→ Problem:
Your task is to copy every line of the records below that contains "Conductivity".

→ Exercise data:
══════════
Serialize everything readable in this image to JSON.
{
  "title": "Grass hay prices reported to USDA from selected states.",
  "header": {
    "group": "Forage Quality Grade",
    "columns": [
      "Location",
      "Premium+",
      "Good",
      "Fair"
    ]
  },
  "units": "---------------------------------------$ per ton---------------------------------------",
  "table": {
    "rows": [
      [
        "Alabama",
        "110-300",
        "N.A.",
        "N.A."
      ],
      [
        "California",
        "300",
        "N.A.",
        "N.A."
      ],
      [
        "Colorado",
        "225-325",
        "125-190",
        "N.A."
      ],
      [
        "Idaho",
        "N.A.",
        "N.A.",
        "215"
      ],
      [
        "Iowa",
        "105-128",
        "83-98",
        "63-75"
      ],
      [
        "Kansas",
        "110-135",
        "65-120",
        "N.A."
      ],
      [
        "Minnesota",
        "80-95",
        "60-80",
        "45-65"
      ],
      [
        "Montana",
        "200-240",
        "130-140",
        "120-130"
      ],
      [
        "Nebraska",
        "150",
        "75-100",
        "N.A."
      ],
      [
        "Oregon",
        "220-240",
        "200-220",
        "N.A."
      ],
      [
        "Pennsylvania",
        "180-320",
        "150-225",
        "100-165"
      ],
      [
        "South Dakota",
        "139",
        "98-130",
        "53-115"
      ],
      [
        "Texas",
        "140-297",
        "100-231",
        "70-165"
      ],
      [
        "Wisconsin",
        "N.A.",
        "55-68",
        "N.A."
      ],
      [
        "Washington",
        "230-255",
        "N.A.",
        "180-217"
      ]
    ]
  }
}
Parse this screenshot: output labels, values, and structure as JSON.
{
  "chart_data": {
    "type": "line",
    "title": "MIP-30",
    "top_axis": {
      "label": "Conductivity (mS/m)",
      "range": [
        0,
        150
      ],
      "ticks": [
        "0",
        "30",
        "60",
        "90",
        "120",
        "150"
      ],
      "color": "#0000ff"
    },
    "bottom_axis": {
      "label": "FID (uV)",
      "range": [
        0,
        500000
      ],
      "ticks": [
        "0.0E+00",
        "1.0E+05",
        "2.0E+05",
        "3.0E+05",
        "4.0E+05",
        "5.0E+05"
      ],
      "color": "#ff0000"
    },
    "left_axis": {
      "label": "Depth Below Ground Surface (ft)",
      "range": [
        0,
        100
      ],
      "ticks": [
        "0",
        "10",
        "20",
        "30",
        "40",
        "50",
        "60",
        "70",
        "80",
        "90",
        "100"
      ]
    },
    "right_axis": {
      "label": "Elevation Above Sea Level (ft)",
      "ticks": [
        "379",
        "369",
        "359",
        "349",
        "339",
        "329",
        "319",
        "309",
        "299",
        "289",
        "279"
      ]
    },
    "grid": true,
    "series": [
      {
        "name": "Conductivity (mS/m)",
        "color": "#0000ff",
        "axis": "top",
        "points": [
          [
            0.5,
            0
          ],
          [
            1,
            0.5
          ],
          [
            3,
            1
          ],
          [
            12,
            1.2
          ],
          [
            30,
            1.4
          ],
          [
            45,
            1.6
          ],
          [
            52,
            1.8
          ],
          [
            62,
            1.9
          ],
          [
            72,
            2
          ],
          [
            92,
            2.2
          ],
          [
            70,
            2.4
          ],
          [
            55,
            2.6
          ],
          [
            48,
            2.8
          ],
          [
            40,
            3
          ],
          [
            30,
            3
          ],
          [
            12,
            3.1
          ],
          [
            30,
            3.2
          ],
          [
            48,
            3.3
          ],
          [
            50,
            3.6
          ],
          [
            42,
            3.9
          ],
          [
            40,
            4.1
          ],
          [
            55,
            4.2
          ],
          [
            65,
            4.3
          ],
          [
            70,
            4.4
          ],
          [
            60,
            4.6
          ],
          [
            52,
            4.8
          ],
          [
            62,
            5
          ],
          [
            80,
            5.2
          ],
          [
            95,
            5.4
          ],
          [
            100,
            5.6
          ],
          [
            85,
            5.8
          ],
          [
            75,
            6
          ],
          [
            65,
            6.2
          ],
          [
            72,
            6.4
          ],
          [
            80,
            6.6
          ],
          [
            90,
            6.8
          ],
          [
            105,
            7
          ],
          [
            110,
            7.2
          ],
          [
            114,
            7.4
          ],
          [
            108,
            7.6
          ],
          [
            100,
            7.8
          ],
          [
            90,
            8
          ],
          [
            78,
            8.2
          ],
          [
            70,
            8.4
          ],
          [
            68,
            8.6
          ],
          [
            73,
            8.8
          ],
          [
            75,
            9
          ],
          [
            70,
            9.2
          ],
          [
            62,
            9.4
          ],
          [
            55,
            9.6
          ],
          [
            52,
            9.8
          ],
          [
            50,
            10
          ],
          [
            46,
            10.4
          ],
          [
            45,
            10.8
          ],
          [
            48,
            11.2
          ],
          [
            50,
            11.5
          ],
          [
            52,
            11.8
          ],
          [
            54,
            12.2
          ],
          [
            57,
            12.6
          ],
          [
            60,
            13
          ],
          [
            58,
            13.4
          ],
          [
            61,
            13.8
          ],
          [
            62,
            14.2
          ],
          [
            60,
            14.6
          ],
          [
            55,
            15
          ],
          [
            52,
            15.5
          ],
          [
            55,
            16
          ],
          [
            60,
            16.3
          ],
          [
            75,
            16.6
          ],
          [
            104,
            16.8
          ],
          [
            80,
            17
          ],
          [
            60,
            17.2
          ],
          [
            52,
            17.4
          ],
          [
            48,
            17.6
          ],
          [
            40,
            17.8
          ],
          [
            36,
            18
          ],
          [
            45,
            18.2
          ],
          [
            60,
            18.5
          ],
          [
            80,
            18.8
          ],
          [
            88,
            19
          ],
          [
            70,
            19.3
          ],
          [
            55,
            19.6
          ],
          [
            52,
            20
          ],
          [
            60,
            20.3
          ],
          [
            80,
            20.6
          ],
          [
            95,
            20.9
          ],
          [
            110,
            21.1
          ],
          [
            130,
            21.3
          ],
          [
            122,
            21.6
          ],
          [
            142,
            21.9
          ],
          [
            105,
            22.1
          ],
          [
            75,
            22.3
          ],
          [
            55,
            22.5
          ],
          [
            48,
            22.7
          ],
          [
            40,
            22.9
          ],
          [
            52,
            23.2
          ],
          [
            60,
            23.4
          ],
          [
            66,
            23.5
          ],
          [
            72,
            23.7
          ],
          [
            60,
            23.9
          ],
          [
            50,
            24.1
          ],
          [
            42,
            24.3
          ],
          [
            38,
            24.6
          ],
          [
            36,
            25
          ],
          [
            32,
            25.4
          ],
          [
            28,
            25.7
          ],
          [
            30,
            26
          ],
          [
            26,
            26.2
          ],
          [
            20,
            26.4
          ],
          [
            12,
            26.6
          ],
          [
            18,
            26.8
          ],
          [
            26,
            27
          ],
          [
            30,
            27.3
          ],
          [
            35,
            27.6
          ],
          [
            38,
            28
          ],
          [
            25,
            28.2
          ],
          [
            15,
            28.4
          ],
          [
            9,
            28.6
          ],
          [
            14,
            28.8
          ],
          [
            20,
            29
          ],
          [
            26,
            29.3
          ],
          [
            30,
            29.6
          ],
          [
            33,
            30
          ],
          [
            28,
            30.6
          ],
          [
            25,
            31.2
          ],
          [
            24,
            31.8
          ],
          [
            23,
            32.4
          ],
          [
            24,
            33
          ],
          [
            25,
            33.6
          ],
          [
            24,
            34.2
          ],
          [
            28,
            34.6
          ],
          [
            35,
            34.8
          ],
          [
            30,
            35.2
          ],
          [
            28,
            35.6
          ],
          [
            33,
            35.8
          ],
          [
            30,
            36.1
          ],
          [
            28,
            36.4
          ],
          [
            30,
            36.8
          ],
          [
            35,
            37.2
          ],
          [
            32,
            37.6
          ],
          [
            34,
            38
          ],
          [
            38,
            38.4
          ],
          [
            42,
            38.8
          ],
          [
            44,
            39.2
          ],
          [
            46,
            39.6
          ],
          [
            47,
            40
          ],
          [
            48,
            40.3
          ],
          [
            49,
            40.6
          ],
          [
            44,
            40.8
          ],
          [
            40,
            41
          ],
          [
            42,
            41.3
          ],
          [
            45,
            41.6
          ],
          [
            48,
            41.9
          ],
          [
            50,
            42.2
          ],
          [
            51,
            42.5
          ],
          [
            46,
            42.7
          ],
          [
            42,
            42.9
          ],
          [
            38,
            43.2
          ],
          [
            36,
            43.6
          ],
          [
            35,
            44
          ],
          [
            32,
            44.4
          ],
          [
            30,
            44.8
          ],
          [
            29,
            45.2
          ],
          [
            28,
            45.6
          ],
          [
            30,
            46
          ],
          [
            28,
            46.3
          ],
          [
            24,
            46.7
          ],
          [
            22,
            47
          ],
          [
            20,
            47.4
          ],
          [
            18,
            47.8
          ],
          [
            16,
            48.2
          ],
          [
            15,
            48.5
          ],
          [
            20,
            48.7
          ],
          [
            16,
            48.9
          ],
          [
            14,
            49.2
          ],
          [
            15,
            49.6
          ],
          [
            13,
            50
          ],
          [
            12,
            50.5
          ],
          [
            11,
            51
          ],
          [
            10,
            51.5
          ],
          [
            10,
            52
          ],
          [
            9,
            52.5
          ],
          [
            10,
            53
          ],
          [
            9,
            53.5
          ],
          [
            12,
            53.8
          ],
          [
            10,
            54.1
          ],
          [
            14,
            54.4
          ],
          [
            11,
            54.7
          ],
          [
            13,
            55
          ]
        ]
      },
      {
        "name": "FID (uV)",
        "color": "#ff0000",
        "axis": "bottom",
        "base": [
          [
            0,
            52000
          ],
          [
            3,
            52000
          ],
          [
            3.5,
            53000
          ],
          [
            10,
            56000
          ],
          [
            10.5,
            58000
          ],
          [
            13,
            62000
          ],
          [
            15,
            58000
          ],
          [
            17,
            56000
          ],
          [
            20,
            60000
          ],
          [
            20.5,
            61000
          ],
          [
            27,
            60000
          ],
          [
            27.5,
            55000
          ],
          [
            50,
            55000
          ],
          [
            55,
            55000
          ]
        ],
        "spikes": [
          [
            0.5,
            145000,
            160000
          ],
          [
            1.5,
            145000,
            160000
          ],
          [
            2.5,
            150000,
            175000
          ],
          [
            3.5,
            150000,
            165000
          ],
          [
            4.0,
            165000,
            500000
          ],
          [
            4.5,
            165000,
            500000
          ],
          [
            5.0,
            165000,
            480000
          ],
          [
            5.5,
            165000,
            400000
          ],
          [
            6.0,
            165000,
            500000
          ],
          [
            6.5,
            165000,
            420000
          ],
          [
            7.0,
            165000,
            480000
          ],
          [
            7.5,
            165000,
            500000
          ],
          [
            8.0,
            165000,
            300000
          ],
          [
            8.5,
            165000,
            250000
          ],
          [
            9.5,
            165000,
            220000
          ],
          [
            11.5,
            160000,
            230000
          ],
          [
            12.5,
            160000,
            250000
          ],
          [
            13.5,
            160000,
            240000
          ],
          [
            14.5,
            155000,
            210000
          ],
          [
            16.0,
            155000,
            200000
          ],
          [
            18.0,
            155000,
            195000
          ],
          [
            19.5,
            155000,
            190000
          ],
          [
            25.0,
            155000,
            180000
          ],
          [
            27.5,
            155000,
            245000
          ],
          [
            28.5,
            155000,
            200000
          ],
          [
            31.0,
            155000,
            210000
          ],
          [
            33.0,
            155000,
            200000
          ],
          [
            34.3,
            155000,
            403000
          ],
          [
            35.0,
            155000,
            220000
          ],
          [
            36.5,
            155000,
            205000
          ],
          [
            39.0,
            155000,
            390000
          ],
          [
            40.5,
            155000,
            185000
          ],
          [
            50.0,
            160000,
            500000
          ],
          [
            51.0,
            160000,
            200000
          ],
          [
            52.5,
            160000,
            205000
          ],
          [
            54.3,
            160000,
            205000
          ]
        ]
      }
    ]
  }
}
══════════
→ Task solution:
      "label": "Conductivity (mS/m)",
        "name": "Conductivity (mS/m)",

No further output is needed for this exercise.